Dataset items
■ ■ ■ ■

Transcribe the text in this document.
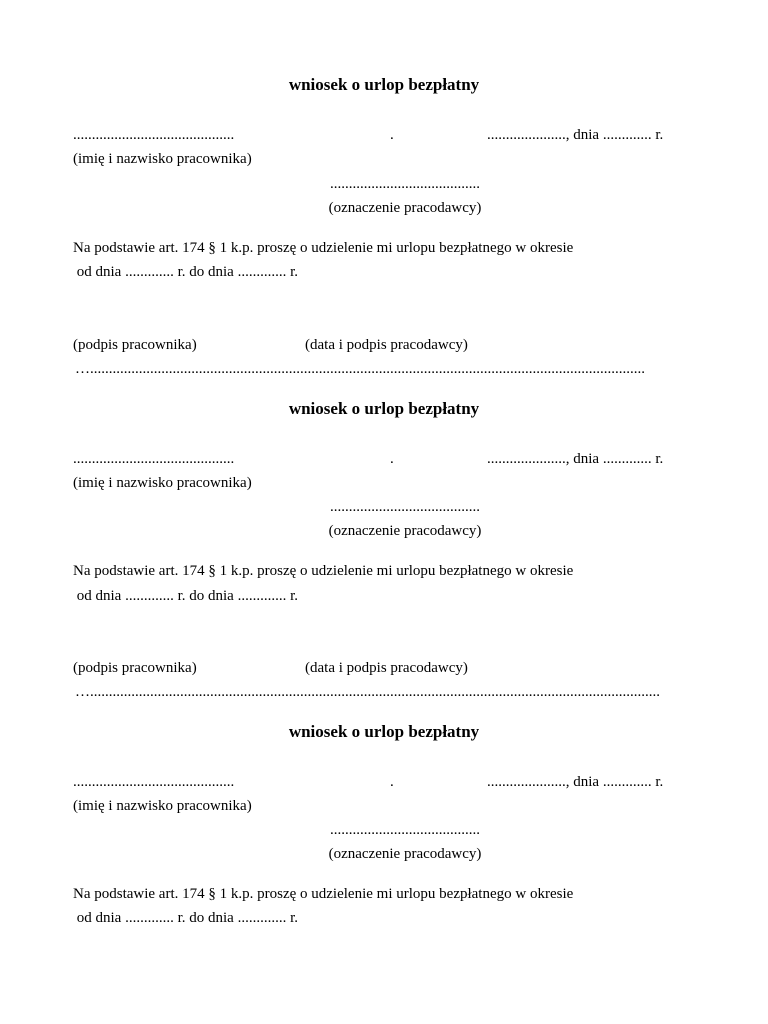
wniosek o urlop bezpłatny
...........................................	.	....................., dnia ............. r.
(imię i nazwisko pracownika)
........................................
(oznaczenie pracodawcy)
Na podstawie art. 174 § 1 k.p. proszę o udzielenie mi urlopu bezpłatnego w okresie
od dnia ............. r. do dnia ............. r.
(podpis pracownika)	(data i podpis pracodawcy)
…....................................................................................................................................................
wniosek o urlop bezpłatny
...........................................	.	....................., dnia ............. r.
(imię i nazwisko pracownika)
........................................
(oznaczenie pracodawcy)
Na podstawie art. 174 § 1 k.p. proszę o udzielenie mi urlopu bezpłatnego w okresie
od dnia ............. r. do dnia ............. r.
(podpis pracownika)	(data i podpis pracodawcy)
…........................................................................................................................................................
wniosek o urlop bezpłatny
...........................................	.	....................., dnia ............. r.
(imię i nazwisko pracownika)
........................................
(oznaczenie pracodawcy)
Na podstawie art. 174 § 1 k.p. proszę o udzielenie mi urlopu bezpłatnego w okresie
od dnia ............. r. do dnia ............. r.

■ ■ ■ ■

## Set exercise
Copy the listing over exactly, skipping the pictures it holds.

## Task solution
Transcribe the text in this document.
wniosek o urlop bezpłatny
...........................................	.	....................., dnia ............. r.
(imię i nazwisko pracownika)
........................................
(oznaczenie pracodawcy)
Na podstawie art. 174 § 1 k.p. proszę o udzielenie mi urlopu bezpłatnego w okresie
od dnia ............. r. do dnia ............. r.
(podpis pracownika)	(data i podpis pracodawcy)
…....................................................................................................................................................
wniosek o urlop bezpłatny
...........................................	.	....................., dnia ............. r.
(imię i nazwisko pracownika)
........................................
(oznaczenie pracodawcy)
Na podstawie art. 174 § 1 k.p. proszę o udzielenie mi urlopu bezpłatnego w okresie
od dnia ............. r. do dnia ............. r.
(podpis pracownika)	(data i podpis pracodawcy)
…........................................................................................................................................................
wniosek o urlop bezpłatny
...........................................	.	....................., dnia ............. r.
(imię i nazwisko pracownika)
........................................
(oznaczenie pracodawcy)
Na podstawie art. 174 § 1 k.p. proszę o udzielenie mi urlopu bezpłatnego w okresie
od dnia ............. r. do dnia ............. r.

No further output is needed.